Determine the number of lines containing the word "icon", and state that figure alone.
-- BEGIN --
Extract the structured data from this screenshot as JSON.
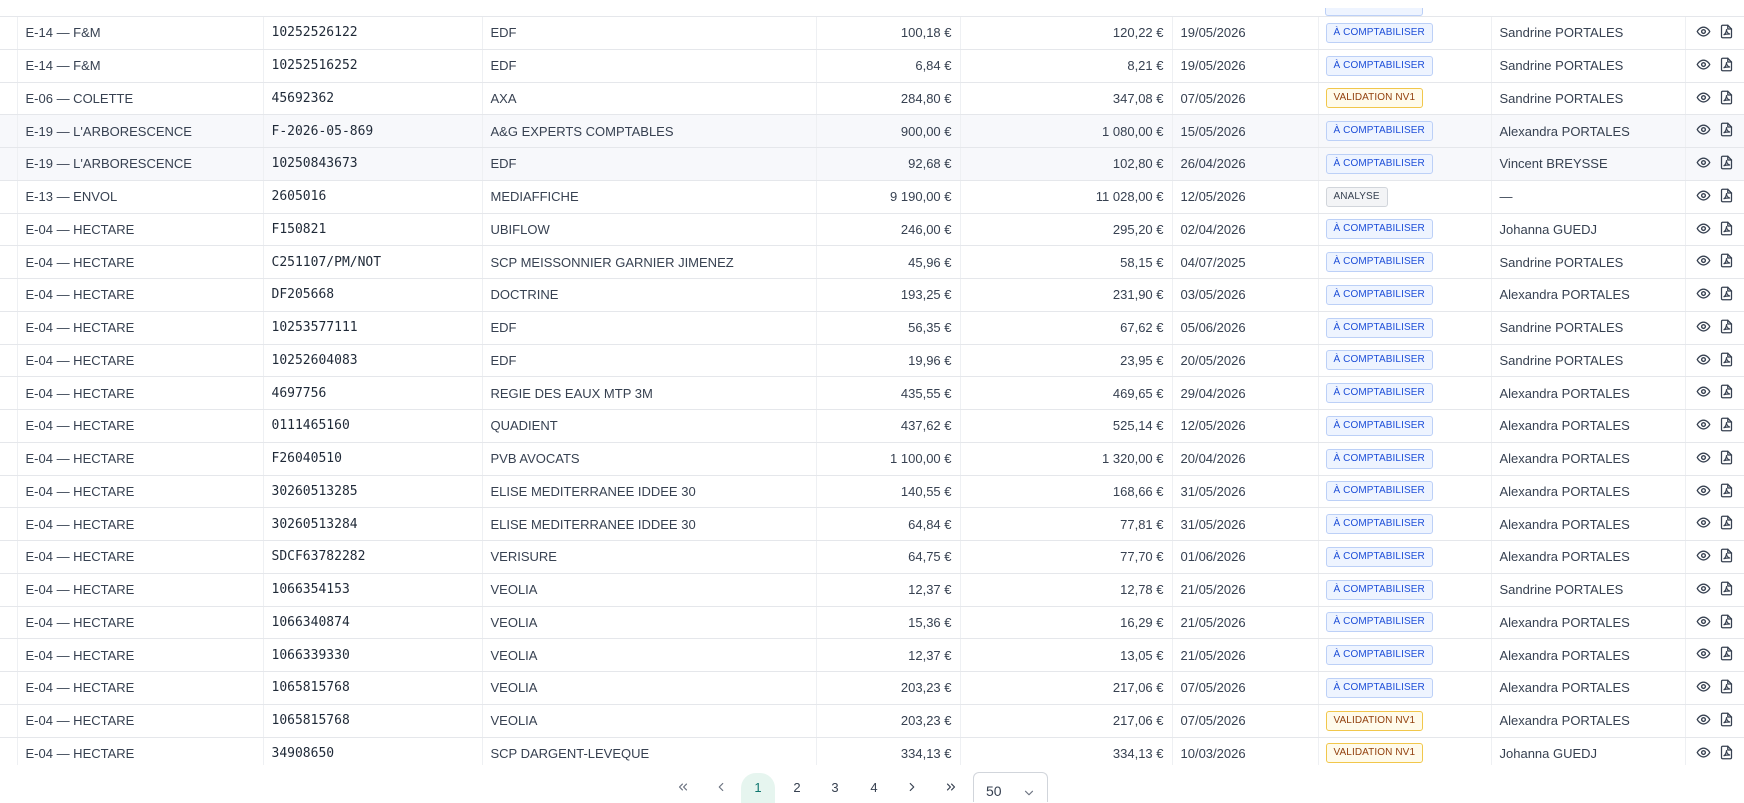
{
  "rows": [
    {
      "client": "E-14 — F&M",
      "ref": "10252526122",
      "supplier": "EDF",
      "ht": "100,18 €",
      "ttc": "120,22 €",
      "date": "19/05/2026",
      "status": "À COMPTABILISER",
      "status_type": "comptabiliser",
      "assignee": "Sandrine PORTALES"
    },
    {
      "client": "E-14 — F&M",
      "ref": "10252516252",
      "supplier": "EDF",
      "ht": "6,84 €",
      "ttc": "8,21 €",
      "date": "19/05/2026",
      "status": "À COMPTABILISER",
      "status_type": "comptabiliser",
      "assignee": "Sandrine PORTALES"
    },
    {
      "client": "E-06 — COLETTE",
      "ref": "45692362",
      "supplier": "AXA",
      "ht": "284,80 €",
      "ttc": "347,08 €",
      "date": "07/05/2026",
      "status": "VALIDATION NV1",
      "status_type": "validation",
      "assignee": "Sandrine PORTALES"
    },
    {
      "client": "E-19 — L'ARBORESCENCE",
      "ref": "F-2026-05-869",
      "supplier": "A&G EXPERTS COMPTABLES",
      "ht": "900,00 €",
      "ttc": "1 080,00 €",
      "date": "15/05/2026",
      "status": "À COMPTABILISER",
      "status_type": "comptabiliser",
      "assignee": "Alexandra PORTALES",
      "alt": true
    },
    {
      "client": "E-19 — L'ARBORESCENCE",
      "ref": "10250843673",
      "supplier": "EDF",
      "ht": "92,68 €",
      "ttc": "102,80 €",
      "date": "26/04/2026",
      "status": "À COMPTABILISER",
      "status_type": "comptabiliser",
      "assignee": "Vincent BREYSSE",
      "alt": true
    },
    {
      "client": "E-13 — ENVOL",
      "ref": "2605016",
      "supplier": "MEDIAFFICHE",
      "ht": "9 190,00 €",
      "ttc": "11 028,00 €",
      "date": "12/05/2026",
      "status": "ANALYSE",
      "status_type": "analyse",
      "assignee": "—"
    },
    {
      "client": "E-04 — HECTARE",
      "ref": "F150821",
      "supplier": "UBIFLOW",
      "ht": "246,00 €",
      "ttc": "295,20 €",
      "date": "02/04/2026",
      "status": "À COMPTABILISER",
      "status_type": "comptabiliser",
      "assignee": "Johanna GUEDJ"
    },
    {
      "client": "E-04 — HECTARE",
      "ref": "C251107/PM/NOT",
      "supplier": "SCP MEISSONNIER GARNIER JIMENEZ",
      "ht": "45,96 €",
      "ttc": "58,15 €",
      "date": "04/07/2025",
      "status": "À COMPTABILISER",
      "status_type": "comptabiliser",
      "assignee": "Sandrine PORTALES"
    },
    {
      "client": "E-04 — HECTARE",
      "ref": "DF205668",
      "supplier": "DOCTRINE",
      "ht": "193,25 €",
      "ttc": "231,90 €",
      "date": "03/05/2026",
      "status": "À COMPTABILISER",
      "status_type": "comptabiliser",
      "assignee": "Alexandra PORTALES"
    },
    {
      "client": "E-04 — HECTARE",
      "ref": "10253577111",
      "supplier": "EDF",
      "ht": "56,35 €",
      "ttc": "67,62 €",
      "date": "05/06/2026",
      "status": "À COMPTABILISER",
      "status_type": "comptabiliser",
      "assignee": "Sandrine PORTALES"
    },
    {
      "client": "E-04 — HECTARE",
      "ref": "10252604083",
      "supplier": "EDF",
      "ht": "19,96 €",
      "ttc": "23,95 €",
      "date": "20/05/2026",
      "status": "À COMPTABILISER",
      "status_type": "comptabiliser",
      "assignee": "Sandrine PORTALES"
    },
    {
      "client": "E-04 — HECTARE",
      "ref": "4697756",
      "supplier": "REGIE DES EAUX MTP 3M",
      "ht": "435,55 €",
      "ttc": "469,65 €",
      "date": "29/04/2026",
      "status": "À COMPTABILISER",
      "status_type": "comptabiliser",
      "assignee": "Alexandra PORTALES"
    },
    {
      "client": "E-04 — HECTARE",
      "ref": "0111465160",
      "supplier": "QUADIENT",
      "ht": "437,62 €",
      "ttc": "525,14 €",
      "date": "12/05/2026",
      "status": "À COMPTABILISER",
      "status_type": "comptabiliser",
      "assignee": "Alexandra PORTALES"
    },
    {
      "client": "E-04 — HECTARE",
      "ref": "F26040510",
      "supplier": "PVB AVOCATS",
      "ht": "1 100,00 €",
      "ttc": "1 320,00 €",
      "date": "20/04/2026",
      "status": "À COMPTABILISER",
      "status_type": "comptabiliser",
      "assignee": "Alexandra PORTALES"
    },
    {
      "client": "E-04 — HECTARE",
      "ref": "30260513285",
      "supplier": "ELISE MEDITERRANEE IDDEE 30",
      "ht": "140,55 €",
      "ttc": "168,66 €",
      "date": "31/05/2026",
      "status": "À COMPTABILISER",
      "status_type": "comptabiliser",
      "assignee": "Alexandra PORTALES"
    },
    {
      "client": "E-04 — HECTARE",
      "ref": "30260513284",
      "supplier": "ELISE MEDITERRANEE IDDEE 30",
      "ht": "64,84 €",
      "ttc": "77,81 €",
      "date": "31/05/2026",
      "status": "À COMPTABILISER",
      "status_type": "comptabiliser",
      "assignee": "Alexandra PORTALES"
    },
    {
      "client": "E-04 — HECTARE",
      "ref": "SDCF63782282",
      "supplier": "VERISURE",
      "ht": "64,75 €",
      "ttc": "77,70 €",
      "date": "01/06/2026",
      "status": "À COMPTABILISER",
      "status_type": "comptabiliser",
      "assignee": "Alexandra PORTALES"
    },
    {
      "client": "E-04 — HECTARE",
      "ref": "1066354153",
      "supplier": "VEOLIA",
      "ht": "12,37 €",
      "ttc": "12,78 €",
      "date": "21/05/2026",
      "status": "À COMPTABILISER",
      "status_type": "comptabiliser",
      "assignee": "Sandrine PORTALES"
    },
    {
      "client": "E-04 — HECTARE",
      "ref": "1066340874",
      "supplier": "VEOLIA",
      "ht": "15,36 €",
      "ttc": "16,29 €",
      "date": "21/05/2026",
      "status": "À COMPTABILISER",
      "status_type": "comptabiliser",
      "assignee": "Alexandra PORTALES"
    },
    {
      "client": "E-04 — HECTARE",
      "ref": "1066339330",
      "supplier": "VEOLIA",
      "ht": "12,37 €",
      "ttc": "13,05 €",
      "date": "21/05/2026",
      "status": "À COMPTABILISER",
      "status_type": "comptabiliser",
      "assignee": "Alexandra PORTALES"
    },
    {
      "client": "E-04 — HECTARE",
      "ref": "1065815768",
      "supplier": "VEOLIA",
      "ht": "203,23 €",
      "ttc": "217,06 €",
      "date": "07/05/2026",
      "status": "À COMPTABILISER",
      "status_type": "comptabiliser",
      "assignee": "Alexandra PORTALES"
    },
    {
      "client": "E-04 — HECTARE",
      "ref": "1065815768",
      "supplier": "VEOLIA",
      "ht": "203,23 €",
      "ttc": "217,06 €",
      "date": "07/05/2026",
      "status": "VALIDATION NV1",
      "status_type": "validation",
      "assignee": "Alexandra PORTALES"
    },
    {
      "client": "E-04 — HECTARE",
      "ref": "34908650",
      "supplier": "SCP DARGENT-LEVEQUE",
      "ht": "334,13 €",
      "ttc": "334,13 €",
      "date": "10/03/2026",
      "status": "VALIDATION NV1",
      "status_type": "validation",
      "assignee": "Johanna GUEDJ"
    }
  ],
  "row_actions": {
    "view_icon": "eye-icon",
    "pdf_icon": "pdf-file-icon"
  },
  "pagination": {
    "first_icon": "double-chevron-left-icon",
    "prev_icon": "chevron-left-icon",
    "pages": [
      "1",
      "2",
      "3",
      "4"
    ],
    "current_page": "1",
    "next_icon": "chevron-right-icon",
    "last_icon": "double-chevron-right-icon",
    "page_size": "50",
    "page_size_icon": "chevron-down-icon"
  },
  "colors": {
    "comptabiliser_text": "#1d4ed8",
    "validation_text": "#92400e",
    "analyse_text": "#374151",
    "active_page_bg": "#e6f5ef",
    "active_page_text": "#0f766e"
  }
}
-- END --
> Reply: 7